REQUIRED WORK:
Reproduce the stretch of the material from its start through the line containing "svg-text:D: D [494,968,501,979]", with both ends included, and nothing else.

GIVEN DATA:
=======

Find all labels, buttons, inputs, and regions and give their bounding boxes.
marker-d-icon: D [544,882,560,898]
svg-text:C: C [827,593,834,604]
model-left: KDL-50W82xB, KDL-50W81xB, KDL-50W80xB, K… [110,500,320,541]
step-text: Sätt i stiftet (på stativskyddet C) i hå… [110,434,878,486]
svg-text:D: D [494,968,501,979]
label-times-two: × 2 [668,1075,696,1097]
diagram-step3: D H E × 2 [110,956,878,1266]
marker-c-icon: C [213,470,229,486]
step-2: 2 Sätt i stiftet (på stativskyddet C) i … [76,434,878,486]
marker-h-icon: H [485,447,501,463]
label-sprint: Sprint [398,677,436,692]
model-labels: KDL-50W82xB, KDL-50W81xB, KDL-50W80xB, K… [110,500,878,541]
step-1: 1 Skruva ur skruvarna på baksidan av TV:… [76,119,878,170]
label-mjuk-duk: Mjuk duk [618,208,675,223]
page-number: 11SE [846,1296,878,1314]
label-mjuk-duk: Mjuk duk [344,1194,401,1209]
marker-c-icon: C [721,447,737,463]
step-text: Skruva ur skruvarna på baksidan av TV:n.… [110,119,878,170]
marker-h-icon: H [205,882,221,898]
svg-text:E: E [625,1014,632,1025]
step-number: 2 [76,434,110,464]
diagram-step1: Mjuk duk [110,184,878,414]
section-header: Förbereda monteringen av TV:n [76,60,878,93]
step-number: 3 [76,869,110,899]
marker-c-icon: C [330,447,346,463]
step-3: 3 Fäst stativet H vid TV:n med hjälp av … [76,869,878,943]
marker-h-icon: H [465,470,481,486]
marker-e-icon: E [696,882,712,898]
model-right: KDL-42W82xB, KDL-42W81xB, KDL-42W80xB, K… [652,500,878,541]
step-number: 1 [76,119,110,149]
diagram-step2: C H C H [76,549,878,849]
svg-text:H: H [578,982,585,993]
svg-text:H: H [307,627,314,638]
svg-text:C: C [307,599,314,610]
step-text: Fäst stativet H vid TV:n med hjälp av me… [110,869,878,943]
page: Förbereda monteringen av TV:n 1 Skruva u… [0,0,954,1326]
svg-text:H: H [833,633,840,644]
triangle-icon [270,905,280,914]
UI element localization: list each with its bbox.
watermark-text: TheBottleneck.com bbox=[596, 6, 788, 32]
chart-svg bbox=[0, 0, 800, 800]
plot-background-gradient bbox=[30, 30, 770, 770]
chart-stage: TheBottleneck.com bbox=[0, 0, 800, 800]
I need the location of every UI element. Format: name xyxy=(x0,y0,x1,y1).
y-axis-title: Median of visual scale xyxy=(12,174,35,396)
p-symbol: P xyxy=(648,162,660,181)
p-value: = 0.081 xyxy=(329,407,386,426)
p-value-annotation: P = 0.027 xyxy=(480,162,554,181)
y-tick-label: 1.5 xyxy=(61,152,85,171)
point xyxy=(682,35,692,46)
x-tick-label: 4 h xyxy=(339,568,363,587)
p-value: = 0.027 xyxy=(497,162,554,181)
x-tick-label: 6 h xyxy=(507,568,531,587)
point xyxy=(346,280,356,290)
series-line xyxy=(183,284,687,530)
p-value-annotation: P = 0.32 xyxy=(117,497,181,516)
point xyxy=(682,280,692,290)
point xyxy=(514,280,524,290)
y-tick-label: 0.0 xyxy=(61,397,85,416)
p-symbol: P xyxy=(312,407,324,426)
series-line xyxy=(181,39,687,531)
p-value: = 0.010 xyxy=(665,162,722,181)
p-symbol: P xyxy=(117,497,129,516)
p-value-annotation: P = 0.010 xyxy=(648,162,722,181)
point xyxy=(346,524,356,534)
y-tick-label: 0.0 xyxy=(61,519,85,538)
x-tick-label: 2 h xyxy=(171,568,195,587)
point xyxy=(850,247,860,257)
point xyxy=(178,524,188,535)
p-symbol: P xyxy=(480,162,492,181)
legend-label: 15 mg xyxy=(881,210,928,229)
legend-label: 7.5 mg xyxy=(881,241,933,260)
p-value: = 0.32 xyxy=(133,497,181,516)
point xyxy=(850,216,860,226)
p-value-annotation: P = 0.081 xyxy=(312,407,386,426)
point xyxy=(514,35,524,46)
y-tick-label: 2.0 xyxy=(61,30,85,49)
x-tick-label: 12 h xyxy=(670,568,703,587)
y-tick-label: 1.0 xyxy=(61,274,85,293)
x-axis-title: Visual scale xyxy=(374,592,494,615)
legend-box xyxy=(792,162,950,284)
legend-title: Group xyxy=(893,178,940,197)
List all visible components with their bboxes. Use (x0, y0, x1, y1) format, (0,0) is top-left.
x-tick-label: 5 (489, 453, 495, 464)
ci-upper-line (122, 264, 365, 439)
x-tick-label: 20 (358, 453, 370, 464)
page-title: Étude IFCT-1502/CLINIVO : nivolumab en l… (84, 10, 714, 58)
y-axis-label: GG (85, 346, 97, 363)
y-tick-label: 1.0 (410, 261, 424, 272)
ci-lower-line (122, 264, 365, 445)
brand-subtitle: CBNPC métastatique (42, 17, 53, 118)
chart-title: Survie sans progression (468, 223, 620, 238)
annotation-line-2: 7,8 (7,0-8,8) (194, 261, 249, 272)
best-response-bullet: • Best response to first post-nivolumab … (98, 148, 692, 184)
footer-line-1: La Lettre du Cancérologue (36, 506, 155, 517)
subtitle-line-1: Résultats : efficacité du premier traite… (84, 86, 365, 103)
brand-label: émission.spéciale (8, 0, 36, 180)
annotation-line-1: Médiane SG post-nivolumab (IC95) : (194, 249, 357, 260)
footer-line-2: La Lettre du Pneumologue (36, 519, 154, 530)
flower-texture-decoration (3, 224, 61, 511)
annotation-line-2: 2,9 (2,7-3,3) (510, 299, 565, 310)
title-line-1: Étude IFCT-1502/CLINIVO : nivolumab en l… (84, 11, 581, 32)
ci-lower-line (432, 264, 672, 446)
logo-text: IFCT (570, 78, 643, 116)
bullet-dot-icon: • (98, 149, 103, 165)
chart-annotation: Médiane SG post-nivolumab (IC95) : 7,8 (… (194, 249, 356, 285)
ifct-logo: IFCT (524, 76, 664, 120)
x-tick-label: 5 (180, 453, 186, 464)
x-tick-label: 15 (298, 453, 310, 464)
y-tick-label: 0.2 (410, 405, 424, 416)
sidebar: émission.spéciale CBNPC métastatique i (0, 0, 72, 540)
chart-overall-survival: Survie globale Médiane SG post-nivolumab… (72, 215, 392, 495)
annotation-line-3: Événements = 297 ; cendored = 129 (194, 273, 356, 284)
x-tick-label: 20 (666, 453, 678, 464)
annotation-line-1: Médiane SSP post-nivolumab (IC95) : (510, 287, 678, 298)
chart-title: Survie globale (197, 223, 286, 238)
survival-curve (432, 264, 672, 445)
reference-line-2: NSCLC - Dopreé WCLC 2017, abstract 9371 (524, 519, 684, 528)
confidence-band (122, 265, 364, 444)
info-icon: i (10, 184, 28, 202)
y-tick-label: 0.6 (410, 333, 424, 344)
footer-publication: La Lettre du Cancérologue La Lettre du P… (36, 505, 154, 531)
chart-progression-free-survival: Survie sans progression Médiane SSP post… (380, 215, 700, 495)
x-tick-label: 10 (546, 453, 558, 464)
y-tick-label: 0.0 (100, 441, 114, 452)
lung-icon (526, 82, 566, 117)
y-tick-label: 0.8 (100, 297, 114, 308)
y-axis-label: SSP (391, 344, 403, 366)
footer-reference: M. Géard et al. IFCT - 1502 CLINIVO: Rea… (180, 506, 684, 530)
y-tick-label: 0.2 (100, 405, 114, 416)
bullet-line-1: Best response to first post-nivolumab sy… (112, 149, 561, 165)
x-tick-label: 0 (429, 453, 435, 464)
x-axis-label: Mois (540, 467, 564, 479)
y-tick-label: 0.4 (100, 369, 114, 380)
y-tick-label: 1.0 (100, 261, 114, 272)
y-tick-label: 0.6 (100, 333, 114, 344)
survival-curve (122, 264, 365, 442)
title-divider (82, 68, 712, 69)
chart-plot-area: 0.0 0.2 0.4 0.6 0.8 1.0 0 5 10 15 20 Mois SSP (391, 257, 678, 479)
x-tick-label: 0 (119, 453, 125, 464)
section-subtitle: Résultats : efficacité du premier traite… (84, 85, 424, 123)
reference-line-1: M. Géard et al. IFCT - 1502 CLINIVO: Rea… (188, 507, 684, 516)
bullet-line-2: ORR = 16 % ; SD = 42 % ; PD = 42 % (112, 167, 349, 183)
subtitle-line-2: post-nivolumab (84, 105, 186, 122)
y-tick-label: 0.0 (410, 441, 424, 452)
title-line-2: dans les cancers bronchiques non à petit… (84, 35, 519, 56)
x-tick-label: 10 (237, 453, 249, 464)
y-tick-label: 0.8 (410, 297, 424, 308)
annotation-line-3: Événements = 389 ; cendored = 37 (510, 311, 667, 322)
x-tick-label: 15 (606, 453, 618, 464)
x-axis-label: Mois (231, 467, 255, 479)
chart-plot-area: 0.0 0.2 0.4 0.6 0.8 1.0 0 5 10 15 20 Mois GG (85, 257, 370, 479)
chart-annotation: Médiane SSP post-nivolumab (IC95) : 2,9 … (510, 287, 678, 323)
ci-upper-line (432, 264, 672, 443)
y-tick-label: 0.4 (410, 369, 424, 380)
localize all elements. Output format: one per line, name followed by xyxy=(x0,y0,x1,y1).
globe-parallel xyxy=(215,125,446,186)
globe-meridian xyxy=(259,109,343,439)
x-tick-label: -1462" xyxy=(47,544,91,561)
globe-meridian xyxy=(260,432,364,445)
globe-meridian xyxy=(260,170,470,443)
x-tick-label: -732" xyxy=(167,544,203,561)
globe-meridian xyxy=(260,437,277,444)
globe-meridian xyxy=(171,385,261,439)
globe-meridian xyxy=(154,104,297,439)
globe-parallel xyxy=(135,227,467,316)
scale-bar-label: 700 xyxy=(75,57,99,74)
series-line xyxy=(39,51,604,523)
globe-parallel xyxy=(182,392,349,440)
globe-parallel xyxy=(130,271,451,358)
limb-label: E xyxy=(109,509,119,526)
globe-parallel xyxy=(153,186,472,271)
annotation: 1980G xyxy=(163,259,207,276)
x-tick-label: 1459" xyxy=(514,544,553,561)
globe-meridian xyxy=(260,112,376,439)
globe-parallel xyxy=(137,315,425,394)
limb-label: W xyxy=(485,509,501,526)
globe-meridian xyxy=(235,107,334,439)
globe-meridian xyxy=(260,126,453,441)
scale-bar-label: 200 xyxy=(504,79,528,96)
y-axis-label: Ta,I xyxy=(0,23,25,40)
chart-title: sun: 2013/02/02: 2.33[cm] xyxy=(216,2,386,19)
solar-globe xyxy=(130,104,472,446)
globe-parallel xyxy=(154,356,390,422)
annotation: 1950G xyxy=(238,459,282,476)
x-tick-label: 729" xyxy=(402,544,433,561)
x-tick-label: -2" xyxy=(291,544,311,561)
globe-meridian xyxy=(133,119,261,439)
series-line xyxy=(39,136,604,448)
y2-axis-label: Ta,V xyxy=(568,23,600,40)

=======

COMPLETE RESPONSE:
Find all labels, buttons, inputs, and regions and give their bounding boxes.
marker-d-icon: D [544,882,560,898]
svg-text:C: C [827,593,834,604]
model-left: KDL-50W82xB, KDL-50W81xB, KDL-50W80xB, K… [110,500,320,541]
step-text: Sätt i stiftet (på stativskyddet C) i hå… [110,434,878,486]
svg-text:D: D [494,968,501,979]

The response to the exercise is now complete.